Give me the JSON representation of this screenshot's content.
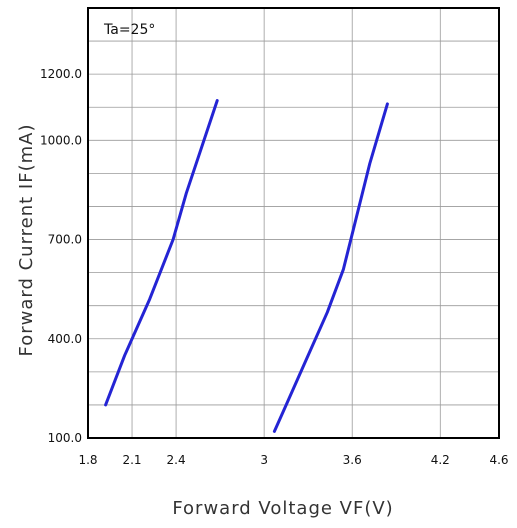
{
  "chart_data": {
    "type": "line",
    "annotation": "Ta=25°",
    "xlabel": "Forward Voltage VF(V)",
    "ylabel": "Forward Current IF(mA)",
    "xlim": [
      1.8,
      4.6
    ],
    "ylim": [
      100,
      1400
    ],
    "x_ticks": [
      "1.8",
      "2.1",
      "2.4",
      "3",
      "3.6",
      "4.2",
      "4.6"
    ],
    "y_ticks": [
      "100.0",
      "400.0",
      "700.0",
      "1000.0",
      "1200.0"
    ],
    "grid": true,
    "series": [
      {
        "color": "#2424d4",
        "x": [
          1.92,
          2.05,
          2.22,
          2.38,
          2.47,
          2.68
        ],
        "y": [
          200,
          350,
          520,
          700,
          840,
          1120
        ]
      },
      {
        "color": "#2424d4",
        "x": [
          3.07,
          3.15,
          3.29,
          3.43,
          3.54,
          3.72,
          3.84
        ],
        "y": [
          120,
          200,
          340,
          480,
          610,
          930,
          1110
        ]
      }
    ]
  }
}
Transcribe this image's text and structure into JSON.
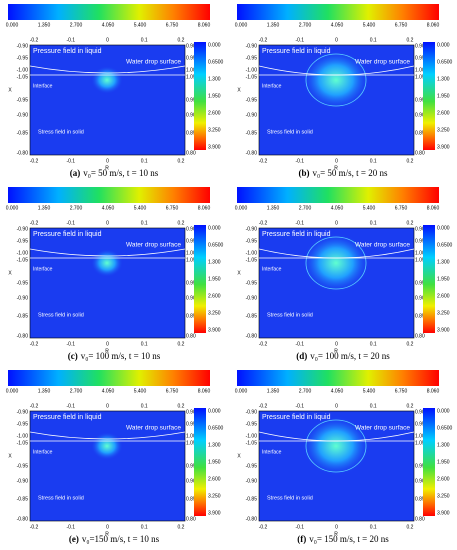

· · ·

REQUIRED TASK » Extract all lines from the data in which "Forward" is found.

RESULT OF THE EXERCISE »
    "xlabel": "Forward Voltage VF(V)",
    "ylabel": "Forward Current IF(mA)",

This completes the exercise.